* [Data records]
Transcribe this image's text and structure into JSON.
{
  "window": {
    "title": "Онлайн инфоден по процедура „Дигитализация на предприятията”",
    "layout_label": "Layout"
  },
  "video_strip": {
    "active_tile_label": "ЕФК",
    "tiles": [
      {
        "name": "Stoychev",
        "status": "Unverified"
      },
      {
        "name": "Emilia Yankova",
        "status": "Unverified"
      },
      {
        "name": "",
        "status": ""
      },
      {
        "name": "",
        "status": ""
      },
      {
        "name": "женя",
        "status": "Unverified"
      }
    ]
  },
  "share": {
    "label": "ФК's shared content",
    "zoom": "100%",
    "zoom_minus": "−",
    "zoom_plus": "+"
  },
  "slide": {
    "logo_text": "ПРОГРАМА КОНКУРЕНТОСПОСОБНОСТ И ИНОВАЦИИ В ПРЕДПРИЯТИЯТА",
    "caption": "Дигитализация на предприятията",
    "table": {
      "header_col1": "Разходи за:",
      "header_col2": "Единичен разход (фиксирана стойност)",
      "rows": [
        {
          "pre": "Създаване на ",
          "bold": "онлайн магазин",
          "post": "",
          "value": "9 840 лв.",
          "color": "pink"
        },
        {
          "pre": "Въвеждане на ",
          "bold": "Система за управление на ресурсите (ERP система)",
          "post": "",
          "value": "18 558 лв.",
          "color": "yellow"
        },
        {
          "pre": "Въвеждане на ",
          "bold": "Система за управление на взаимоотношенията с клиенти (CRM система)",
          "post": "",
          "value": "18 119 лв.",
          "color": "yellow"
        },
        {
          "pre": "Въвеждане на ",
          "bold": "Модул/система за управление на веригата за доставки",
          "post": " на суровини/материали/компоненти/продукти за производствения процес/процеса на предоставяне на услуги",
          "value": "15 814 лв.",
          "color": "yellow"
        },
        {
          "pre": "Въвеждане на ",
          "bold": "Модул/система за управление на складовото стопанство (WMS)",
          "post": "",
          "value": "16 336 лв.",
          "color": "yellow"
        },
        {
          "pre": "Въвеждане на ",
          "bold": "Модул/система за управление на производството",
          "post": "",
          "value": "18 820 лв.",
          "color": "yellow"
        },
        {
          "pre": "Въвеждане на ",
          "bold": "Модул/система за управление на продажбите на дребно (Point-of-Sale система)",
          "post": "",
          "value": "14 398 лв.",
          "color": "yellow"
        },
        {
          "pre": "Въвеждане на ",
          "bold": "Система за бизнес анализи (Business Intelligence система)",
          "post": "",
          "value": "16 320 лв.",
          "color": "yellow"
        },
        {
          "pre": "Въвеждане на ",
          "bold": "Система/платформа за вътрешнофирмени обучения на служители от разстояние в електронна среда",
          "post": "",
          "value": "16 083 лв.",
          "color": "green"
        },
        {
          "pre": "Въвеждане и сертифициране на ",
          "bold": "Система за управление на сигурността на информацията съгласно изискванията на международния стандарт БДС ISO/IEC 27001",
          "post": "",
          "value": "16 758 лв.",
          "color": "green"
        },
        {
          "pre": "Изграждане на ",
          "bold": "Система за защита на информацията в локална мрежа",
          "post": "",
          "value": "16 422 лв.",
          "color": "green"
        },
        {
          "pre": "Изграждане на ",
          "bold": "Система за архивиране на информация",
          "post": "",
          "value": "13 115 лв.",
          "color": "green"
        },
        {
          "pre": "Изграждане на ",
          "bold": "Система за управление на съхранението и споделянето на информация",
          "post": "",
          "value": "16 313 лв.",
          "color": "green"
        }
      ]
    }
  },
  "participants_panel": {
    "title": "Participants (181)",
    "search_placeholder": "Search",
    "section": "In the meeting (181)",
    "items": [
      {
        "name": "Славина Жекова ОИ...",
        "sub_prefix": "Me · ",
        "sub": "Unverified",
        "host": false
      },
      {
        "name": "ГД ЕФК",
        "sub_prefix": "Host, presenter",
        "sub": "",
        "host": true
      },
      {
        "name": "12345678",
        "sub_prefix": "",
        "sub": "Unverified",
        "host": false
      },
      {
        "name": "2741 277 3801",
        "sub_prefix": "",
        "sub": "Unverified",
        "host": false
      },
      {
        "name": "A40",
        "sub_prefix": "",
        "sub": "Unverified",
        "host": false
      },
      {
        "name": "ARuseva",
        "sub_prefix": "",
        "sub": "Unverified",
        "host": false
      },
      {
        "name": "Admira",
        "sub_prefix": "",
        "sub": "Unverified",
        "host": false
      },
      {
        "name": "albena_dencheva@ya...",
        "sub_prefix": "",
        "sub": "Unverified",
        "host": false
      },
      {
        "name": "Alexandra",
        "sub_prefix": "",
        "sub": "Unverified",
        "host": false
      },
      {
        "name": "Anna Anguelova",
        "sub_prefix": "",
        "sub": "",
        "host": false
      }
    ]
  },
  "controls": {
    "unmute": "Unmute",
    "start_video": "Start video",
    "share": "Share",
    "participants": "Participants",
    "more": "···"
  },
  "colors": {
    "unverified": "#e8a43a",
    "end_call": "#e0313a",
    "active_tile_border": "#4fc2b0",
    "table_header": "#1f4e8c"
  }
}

* [TASK OBJECTIVE] All lines above with "Модул" in them should be returned.

* [THE RESPONSE]
          "bold": "Модул/система за управление на веригата за доставки",
          "bold": "Модул/система за управление на складовото стопанство (WMS)",
          "bold": "Модул/система за управление на производството",
          "bold": "Модул/система за управление на продажбите на дребно (Point-of-Sale система)",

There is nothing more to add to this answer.